- Data entries:
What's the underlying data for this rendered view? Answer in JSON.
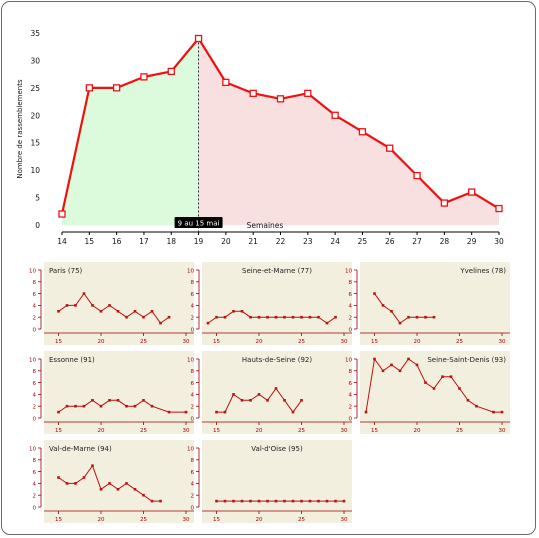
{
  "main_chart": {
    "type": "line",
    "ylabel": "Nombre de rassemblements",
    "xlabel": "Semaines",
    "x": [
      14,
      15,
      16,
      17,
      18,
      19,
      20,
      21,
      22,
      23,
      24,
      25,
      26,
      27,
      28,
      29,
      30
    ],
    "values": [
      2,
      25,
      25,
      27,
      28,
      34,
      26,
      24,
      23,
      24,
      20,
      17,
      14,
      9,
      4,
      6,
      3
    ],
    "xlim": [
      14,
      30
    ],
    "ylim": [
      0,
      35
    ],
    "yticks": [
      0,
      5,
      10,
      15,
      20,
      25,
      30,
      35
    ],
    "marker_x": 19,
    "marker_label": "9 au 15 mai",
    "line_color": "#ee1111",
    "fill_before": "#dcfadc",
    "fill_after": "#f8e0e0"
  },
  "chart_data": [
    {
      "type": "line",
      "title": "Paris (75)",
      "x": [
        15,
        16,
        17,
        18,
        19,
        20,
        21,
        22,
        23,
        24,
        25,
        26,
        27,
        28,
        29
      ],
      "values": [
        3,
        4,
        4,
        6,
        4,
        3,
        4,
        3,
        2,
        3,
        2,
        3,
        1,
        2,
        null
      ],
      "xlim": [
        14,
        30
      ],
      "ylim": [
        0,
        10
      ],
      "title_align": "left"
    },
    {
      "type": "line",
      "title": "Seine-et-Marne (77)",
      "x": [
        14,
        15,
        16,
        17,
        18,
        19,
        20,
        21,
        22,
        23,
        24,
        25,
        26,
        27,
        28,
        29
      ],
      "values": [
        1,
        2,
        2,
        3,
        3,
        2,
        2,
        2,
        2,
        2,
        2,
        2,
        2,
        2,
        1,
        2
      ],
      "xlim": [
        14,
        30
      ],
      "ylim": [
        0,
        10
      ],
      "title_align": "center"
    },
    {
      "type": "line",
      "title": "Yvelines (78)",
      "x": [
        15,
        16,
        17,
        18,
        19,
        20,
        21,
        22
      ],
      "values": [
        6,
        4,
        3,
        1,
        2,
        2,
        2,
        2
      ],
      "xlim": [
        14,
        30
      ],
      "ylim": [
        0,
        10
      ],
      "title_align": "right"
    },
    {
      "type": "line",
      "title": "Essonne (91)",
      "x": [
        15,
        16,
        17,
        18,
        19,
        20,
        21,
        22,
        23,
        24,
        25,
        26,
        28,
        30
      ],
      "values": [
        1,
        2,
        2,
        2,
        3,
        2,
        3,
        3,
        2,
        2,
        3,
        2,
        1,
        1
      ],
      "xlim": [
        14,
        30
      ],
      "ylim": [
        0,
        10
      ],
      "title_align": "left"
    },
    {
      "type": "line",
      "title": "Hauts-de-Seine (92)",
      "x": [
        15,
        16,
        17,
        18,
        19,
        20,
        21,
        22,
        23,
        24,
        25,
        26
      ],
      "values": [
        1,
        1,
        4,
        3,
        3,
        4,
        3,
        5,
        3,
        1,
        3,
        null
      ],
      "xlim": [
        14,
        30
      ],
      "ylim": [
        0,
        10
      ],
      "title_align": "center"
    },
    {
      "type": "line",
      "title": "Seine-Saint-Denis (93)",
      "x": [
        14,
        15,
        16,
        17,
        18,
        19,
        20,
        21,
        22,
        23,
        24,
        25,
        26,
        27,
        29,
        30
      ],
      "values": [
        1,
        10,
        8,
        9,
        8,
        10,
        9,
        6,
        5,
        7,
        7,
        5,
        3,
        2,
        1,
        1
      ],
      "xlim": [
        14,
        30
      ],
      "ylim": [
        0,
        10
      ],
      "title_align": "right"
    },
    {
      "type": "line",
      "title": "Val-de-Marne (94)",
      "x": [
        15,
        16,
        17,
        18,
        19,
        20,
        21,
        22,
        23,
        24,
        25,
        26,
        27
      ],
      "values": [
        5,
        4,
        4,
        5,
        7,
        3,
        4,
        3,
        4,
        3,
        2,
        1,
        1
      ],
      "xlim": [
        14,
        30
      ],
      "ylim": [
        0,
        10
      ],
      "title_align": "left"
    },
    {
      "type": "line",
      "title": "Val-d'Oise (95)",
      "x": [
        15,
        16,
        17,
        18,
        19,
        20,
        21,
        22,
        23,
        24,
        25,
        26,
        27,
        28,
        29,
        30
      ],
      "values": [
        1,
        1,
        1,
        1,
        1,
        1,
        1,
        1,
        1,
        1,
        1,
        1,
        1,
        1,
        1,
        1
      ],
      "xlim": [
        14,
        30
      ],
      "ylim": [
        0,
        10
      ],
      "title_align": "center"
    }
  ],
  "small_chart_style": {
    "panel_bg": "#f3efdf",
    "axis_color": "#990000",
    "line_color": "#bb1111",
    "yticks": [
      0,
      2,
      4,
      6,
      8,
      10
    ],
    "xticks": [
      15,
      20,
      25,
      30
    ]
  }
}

- Task prompt: Restate every record exactly, please; do not copy the pictures.

- Output for this task:
What's the underlying data for this rendered view? Answer in JSON.
{
  "main_chart": {
    "type": "line",
    "ylabel": "Nombre de rassemblements",
    "xlabel": "Semaines",
    "x": [
      14,
      15,
      16,
      17,
      18,
      19,
      20,
      21,
      22,
      23,
      24,
      25,
      26,
      27,
      28,
      29,
      30
    ],
    "values": [
      2,
      25,
      25,
      27,
      28,
      34,
      26,
      24,
      23,
      24,
      20,
      17,
      14,
      9,
      4,
      6,
      3
    ],
    "xlim": [
      14,
      30
    ],
    "ylim": [
      0,
      35
    ],
    "yticks": [
      0,
      5,
      10,
      15,
      20,
      25,
      30,
      35
    ],
    "marker_x": 19,
    "marker_label": "9 au 15 mai",
    "line_color": "#ee1111",
    "fill_before": "#dcfadc",
    "fill_after": "#f8e0e0"
  },
  "chart_data": [
    {
      "type": "line",
      "title": "Paris (75)",
      "x": [
        15,
        16,
        17,
        18,
        19,
        20,
        21,
        22,
        23,
        24,
        25,
        26,
        27,
        28,
        29
      ],
      "values": [
        3,
        4,
        4,
        6,
        4,
        3,
        4,
        3,
        2,
        3,
        2,
        3,
        1,
        2,
        null
      ],
      "xlim": [
        14,
        30
      ],
      "ylim": [
        0,
        10
      ],
      "title_align": "left"
    },
    {
      "type": "line",
      "title": "Seine-et-Marne (77)",
      "x": [
        14,
        15,
        16,
        17,
        18,
        19,
        20,
        21,
        22,
        23,
        24,
        25,
        26,
        27,
        28,
        29
      ],
      "values": [
        1,
        2,
        2,
        3,
        3,
        2,
        2,
        2,
        2,
        2,
        2,
        2,
        2,
        2,
        1,
        2
      ],
      "xlim": [
        14,
        30
      ],
      "ylim": [
        0,
        10
      ],
      "title_align": "center"
    },
    {
      "type": "line",
      "title": "Yvelines (78)",
      "x": [
        15,
        16,
        17,
        18,
        19,
        20,
        21,
        22
      ],
      "values": [
        6,
        4,
        3,
        1,
        2,
        2,
        2,
        2
      ],
      "xlim": [
        14,
        30
      ],
      "ylim": [
        0,
        10
      ],
      "title_align": "right"
    },
    {
      "type": "line",
      "title": "Essonne (91)",
      "x": [
        15,
        16,
        17,
        18,
        19,
        20,
        21,
        22,
        23,
        24,
        25,
        26,
        28,
        30
      ],
      "values": [
        1,
        2,
        2,
        2,
        3,
        2,
        3,
        3,
        2,
        2,
        3,
        2,
        1,
        1
      ],
      "xlim": [
        14,
        30
      ],
      "ylim": [
        0,
        10
      ],
      "title_align": "left"
    },
    {
      "type": "line",
      "title": "Hauts-de-Seine (92)",
      "x": [
        15,
        16,
        17,
        18,
        19,
        20,
        21,
        22,
        23,
        24,
        25,
        26
      ],
      "values": [
        1,
        1,
        4,
        3,
        3,
        4,
        3,
        5,
        3,
        1,
        3,
        null
      ],
      "xlim": [
        14,
        30
      ],
      "ylim": [
        0,
        10
      ],
      "title_align": "center"
    },
    {
      "type": "line",
      "title": "Seine-Saint-Denis (93)",
      "x": [
        14,
        15,
        16,
        17,
        18,
        19,
        20,
        21,
        22,
        23,
        24,
        25,
        26,
        27,
        29,
        30
      ],
      "values": [
        1,
        10,
        8,
        9,
        8,
        10,
        9,
        6,
        5,
        7,
        7,
        5,
        3,
        2,
        1,
        1
      ],
      "xlim": [
        14,
        30
      ],
      "ylim": [
        0,
        10
      ],
      "title_align": "right"
    },
    {
      "type": "line",
      "title": "Val-de-Marne (94)",
      "x": [
        15,
        16,
        17,
        18,
        19,
        20,
        21,
        22,
        23,
        24,
        25,
        26,
        27
      ],
      "values": [
        5,
        4,
        4,
        5,
        7,
        3,
        4,
        3,
        4,
        3,
        2,
        1,
        1
      ],
      "xlim": [
        14,
        30
      ],
      "ylim": [
        0,
        10
      ],
      "title_align": "left"
    },
    {
      "type": "line",
      "title": "Val-d'Oise (95)",
      "x": [
        15,
        16,
        17,
        18,
        19,
        20,
        21,
        22,
        23,
        24,
        25,
        26,
        27,
        28,
        29,
        30
      ],
      "values": [
        1,
        1,
        1,
        1,
        1,
        1,
        1,
        1,
        1,
        1,
        1,
        1,
        1,
        1,
        1,
        1
      ],
      "xlim": [
        14,
        30
      ],
      "ylim": [
        0,
        10
      ],
      "title_align": "center"
    }
  ],
  "small_chart_style": {
    "panel_bg": "#f3efdf",
    "axis_color": "#990000",
    "line_color": "#bb1111",
    "yticks": [
      0,
      2,
      4,
      6,
      8,
      10
    ],
    "xticks": [
      15,
      20,
      25,
      30
    ]
  }
}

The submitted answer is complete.